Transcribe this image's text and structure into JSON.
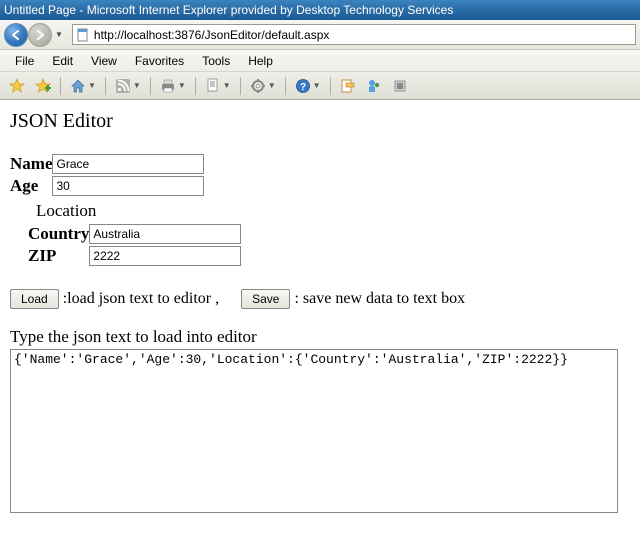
{
  "window": {
    "title": "Untitled Page - Microsoft Internet Explorer provided by Desktop Technology Services"
  },
  "address": {
    "url": "http://localhost:3876/JsonEditor/default.aspx"
  },
  "menubar": {
    "items": [
      "File",
      "Edit",
      "View",
      "Favorites",
      "Tools",
      "Help"
    ]
  },
  "page": {
    "heading": "JSON Editor",
    "fields": {
      "name_label": "Name",
      "name_value": "Grace",
      "age_label": "Age",
      "age_value": "30",
      "location_heading": "Location",
      "country_label": "Country",
      "country_value": "Australia",
      "zip_label": "ZIP",
      "zip_value": "2222"
    },
    "buttons": {
      "load_label": "Load",
      "load_desc": ":load json text to editor ,",
      "save_label": "Save",
      "save_desc": ": save new data to text box"
    },
    "textarea": {
      "label": "Type the json text to load into editor",
      "value": "{'Name':'Grace','Age':30,'Location':{'Country':'Australia','ZIP':2222}}"
    }
  }
}
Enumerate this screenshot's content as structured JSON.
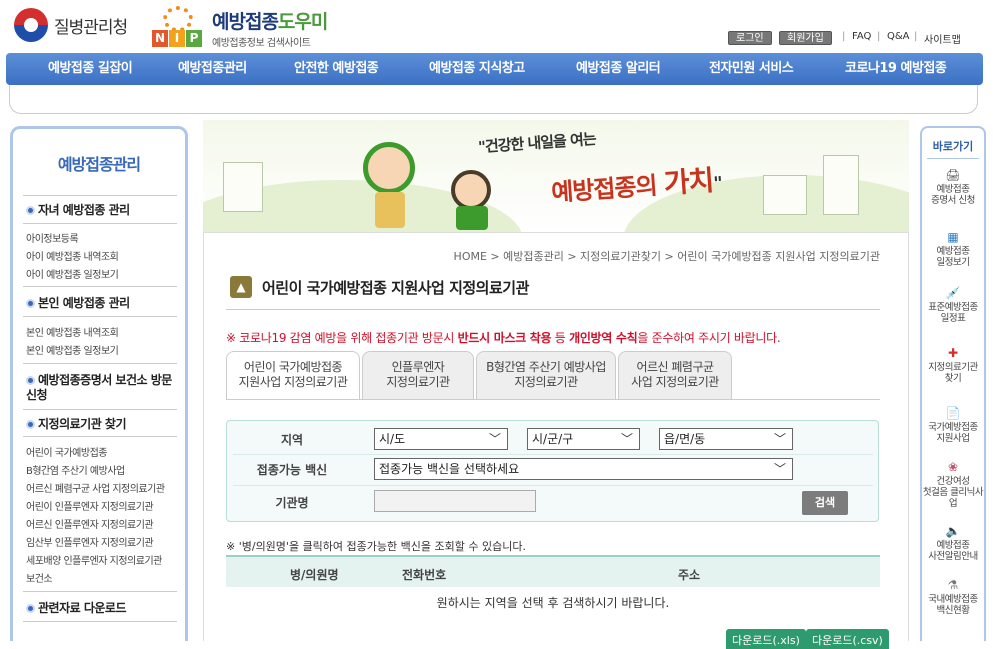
{
  "header": {
    "agency_name": "질병관리청",
    "site_title_main": "예방접종",
    "site_title_accent": "도우미",
    "site_subtitle": "예방접종정보 검색사이트",
    "nip_letters": [
      "N",
      "I",
      "P"
    ],
    "login_label": "로그인",
    "join_label": "회원가입",
    "faq_label": "FAQ",
    "qna_label": "Q&A",
    "sitemap_label": "사이트맵",
    "separator": "|"
  },
  "gnb": [
    "예방접종 길잡이",
    "예방접종관리",
    "안전한 예방접종",
    "예방접종 지식창고",
    "예방접종 알리터",
    "전자민원 서비스",
    "코로나19 예방접종"
  ],
  "lnb": {
    "title": "예방접종관리",
    "sections": [
      {
        "label": "자녀 예방접종 관리",
        "links": [
          "아이정보등록",
          "아이 예방접종 내역조회",
          "아이 예방접종 일정보기"
        ]
      },
      {
        "label": "본인 예방접종 관리",
        "links": [
          "본인 예방접종 내역조회",
          "본인 예방접종 일정보기"
        ]
      },
      {
        "label": "예방접종증명서 보건소 방문신청",
        "links": []
      },
      {
        "label": "지정의료기관 찾기",
        "links": [
          "어린이 국가예방접종",
          "B형간염 주산기 예방사업",
          "어르신 폐렴구균 사업 지정의료기관",
          "어린이 인플루엔자 지정의료기관",
          "어르신 인플루엔자 지정의료기관",
          "임산부 인플루엔자 지정의료기관",
          "세포배양 인플루엔자 지정의료기관",
          "보건소"
        ]
      },
      {
        "label": "관련자료 다운로드",
        "links": []
      }
    ]
  },
  "banner": {
    "line1": "\"건강한 내일을 여는",
    "line2_main": "예방접종의",
    "line2_accent": "가치",
    "line2_end": "\""
  },
  "content": {
    "breadcrumb": "HOME  >  예방접종관리  >  지정의료기관찾기  >  어린이 국가예방접종 지원사업 지정의료기관",
    "page_title": "어린이 국가예방접종 지원사업 지정의료기관",
    "notice_pre": "※ 코로나19 감염 예방을 위해 접종기관 방문시 ",
    "notice_b1": "반드시 마스크 착용",
    "notice_mid": " 등 ",
    "notice_b2": "개인방역 수칙",
    "notice_post": "을 준수하여 주시기 바랍니다.",
    "tabs": [
      {
        "line1": "어린이 국가예방접종",
        "line2": "지원사업 지정의료기관",
        "active": true
      },
      {
        "line1": "인플루엔자",
        "line2": "지정의료기관",
        "active": false
      },
      {
        "line1": "B형간염 주산기 예방사업",
        "line2": "지정의료기관",
        "active": false
      },
      {
        "line1": "어르신 폐렴구균",
        "line2": "사업 지정의료기관",
        "active": false
      }
    ],
    "form": {
      "region_label": "지역",
      "sido": "시/도",
      "sigungu": "시/군/구",
      "eupmyeon": "읍/면/동",
      "vaccine_label": "접종가능 백신",
      "vaccine_value": "접종가능 백신을 선택하세요",
      "org_label": "기관명",
      "org_value": "",
      "search_label": "검색"
    },
    "hint": "※ '병/의원명'을 클릭하여 접종가능한 백신을 조회할 수 있습니다.",
    "table": {
      "columns": [
        "병/의원명",
        "전화번호",
        "주소"
      ],
      "empty_message": "원하시는 지역을 선택 후 검색하시기 바랍니다."
    },
    "download_xls": "다운로드(.xls)",
    "download_csv": "다운로드(.csv)"
  },
  "quick": {
    "title": "바로가기",
    "items": [
      {
        "l1": "예방접종",
        "l2": "증명서 신청",
        "icon": "printer-icon",
        "glyph": "🖨"
      },
      {
        "l1": "예방접종",
        "l2": "일정보기",
        "icon": "calendar-icon",
        "glyph": "▦"
      },
      {
        "l1": "표준예방접종",
        "l2": "일정표",
        "icon": "syringe-icon",
        "glyph": "💉"
      },
      {
        "l1": "지정의료기관",
        "l2": "찾기",
        "icon": "hospital-icon",
        "glyph": "✚"
      },
      {
        "l1": "국가예방접종",
        "l2": "지원사업",
        "icon": "document-icon",
        "glyph": "📄"
      },
      {
        "l1": "건강여성",
        "l2": "첫걸음 클리닉사업",
        "icon": "clinic-icon",
        "glyph": "❀"
      },
      {
        "l1": "예방접종",
        "l2": "사전알림안내",
        "icon": "speaker-icon",
        "glyph": "🔈"
      },
      {
        "l1": "국내예방접종",
        "l2": "백신현황",
        "icon": "vial-icon",
        "glyph": "⚗"
      }
    ]
  },
  "colors": {
    "gnb": "#3c70c4",
    "notice": "#d0102a",
    "accent_green": "#2e9b6e"
  }
}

◇ ◇ ◇ ◇ ◇ ◇ ◇

▶ THE EXERCISE:
Copy out each line word for word, please, skipping the images.

▶ TASK RESULT:
Transcribe this image's text and structure into JSON.
{
  "window": {
    "title": "Untitled Page - Microsoft Internet Explorer provided by Desktop Technology Services"
  },
  "address": {
    "url": "http://localhost:3876/JsonEditor/default.aspx"
  },
  "menubar": {
    "items": [
      "File",
      "Edit",
      "View",
      "Favorites",
      "Tools",
      "Help"
    ]
  },
  "page": {
    "heading": "JSON Editor",
    "fields": {
      "name_label": "Name",
      "name_value": "Grace",
      "age_label": "Age",
      "age_value": "30",
      "location_heading": "Location",
      "country_label": "Country",
      "country_value": "Australia",
      "zip_label": "ZIP",
      "zip_value": "2222"
    },
    "buttons": {
      "load_label": "Load",
      "load_desc": ":load json text to editor ,",
      "save_label": "Save",
      "save_desc": ": save new data to text box"
    },
    "textarea": {
      "label": "Type the json text to load into editor",
      "value": "{'Name':'Grace','Age':30,'Location':{'Country':'Australia','ZIP':2222}}"
    }
  }
}
Enumerate this screenshot's content as structured JSON.
{
  "header": {
    "agency_name": "질병관리청",
    "site_title_main": "예방접종",
    "site_title_accent": "도우미",
    "site_subtitle": "예방접종정보 검색사이트",
    "nip_letters": [
      "N",
      "I",
      "P"
    ],
    "login_label": "로그인",
    "join_label": "회원가입",
    "faq_label": "FAQ",
    "qna_label": "Q&A",
    "sitemap_label": "사이트맵",
    "separator": "|"
  },
  "gnb": [
    "예방접종 길잡이",
    "예방접종관리",
    "안전한 예방접종",
    "예방접종 지식창고",
    "예방접종 알리터",
    "전자민원 서비스",
    "코로나19 예방접종"
  ],
  "lnb": {
    "title": "예방접종관리",
    "sections": [
      {
        "label": "자녀 예방접종 관리",
        "links": [
          "아이정보등록",
          "아이 예방접종 내역조회",
          "아이 예방접종 일정보기"
        ]
      },
      {
        "label": "본인 예방접종 관리",
        "links": [
          "본인 예방접종 내역조회",
          "본인 예방접종 일정보기"
        ]
      },
      {
        "label": "예방접종증명서 보건소 방문신청",
        "links": []
      },
      {
        "label": "지정의료기관 찾기",
        "links": [
          "어린이 국가예방접종",
          "B형간염 주산기 예방사업",
          "어르신 폐렴구균 사업 지정의료기관",
          "어린이 인플루엔자 지정의료기관",
          "어르신 인플루엔자 지정의료기관",
          "임산부 인플루엔자 지정의료기관",
          "세포배양 인플루엔자 지정의료기관",
          "보건소"
        ]
      },
      {
        "label": "관련자료 다운로드",
        "links": []
      }
    ]
  },
  "banner": {
    "line1": "\"건강한 내일을 여는",
    "line2_main": "예방접종의",
    "line2_accent": "가치",
    "line2_end": "\""
  },
  "content": {
    "breadcrumb": "HOME  >  예방접종관리  >  지정의료기관찾기  >  어린이 국가예방접종 지원사업 지정의료기관",
    "page_title": "어린이 국가예방접종 지원사업 지정의료기관",
    "notice_pre": "※ 코로나19 감염 예방을 위해 접종기관 방문시 ",
    "notice_b1": "반드시 마스크 착용",
    "notice_mid": " 등 ",
    "notice_b2": "개인방역 수칙",
    "notice_post": "을 준수하여 주시기 바랍니다.",
    "tabs": [
      {
        "line1": "어린이 국가예방접종",
        "line2": "지원사업 지정의료기관",
        "active": true
      },
      {
        "line1": "인플루엔자",
        "line2": "지정의료기관",
        "active": false
      },
      {
        "line1": "B형간염 주산기 예방사업",
        "line2": "지정의료기관",
        "active": false
      },
      {
        "line1": "어르신 폐렴구균",
        "line2": "사업 지정의료기관",
        "active": false
      }
    ],
    "form": {
      "region_label": "지역",
      "sido": "시/도",
      "sigungu": "시/군/구",
      "eupmyeon": "읍/면/동",
      "vaccine_label": "접종가능 백신",
      "vaccine_value": "접종가능 백신을 선택하세요",
      "org_label": "기관명",
      "org_value": "",
      "search_label": "검색"
    },
    "hint": "※ '병/의원명'을 클릭하여 접종가능한 백신을 조회할 수 있습니다.",
    "table": {
      "columns": [
        "병/의원명",
        "전화번호",
        "주소"
      ],
      "empty_message": "원하시는 지역을 선택 후 검색하시기 바랍니다."
    },
    "download_xls": "다운로드(.xls)",
    "download_csv": "다운로드(.csv)"
  },
  "quick": {
    "title": "바로가기",
    "items": [
      {
        "l1": "예방접종",
        "l2": "증명서 신청",
        "icon": "printer-icon",
        "glyph": "🖨"
      },
      {
        "l1": "예방접종",
        "l2": "일정보기",
        "icon": "calendar-icon",
        "glyph": "▦"
      },
      {
        "l1": "표준예방접종",
        "l2": "일정표",
        "icon": "syringe-icon",
        "glyph": "💉"
      },
      {
        "l1": "지정의료기관",
        "l2": "찾기",
        "icon": "hospital-icon",
        "glyph": "✚"
      },
      {
        "l1": "국가예방접종",
        "l2": "지원사업",
        "icon": "document-icon",
        "glyph": "📄"
      },
      {
        "l1": "건강여성",
        "l2": "첫걸음 클리닉사업",
        "icon": "clinic-icon",
        "glyph": "❀"
      },
      {
        "l1": "예방접종",
        "l2": "사전알림안내",
        "icon": "speaker-icon",
        "glyph": "🔈"
      },
      {
        "l1": "국내예방접종",
        "l2": "백신현황",
        "icon": "vial-icon",
        "glyph": "⚗"
      }
    ]
  },
  "colors": {
    "gnb": "#3c70c4",
    "notice": "#d0102a",
    "accent_green": "#2e9b6e"
  }
}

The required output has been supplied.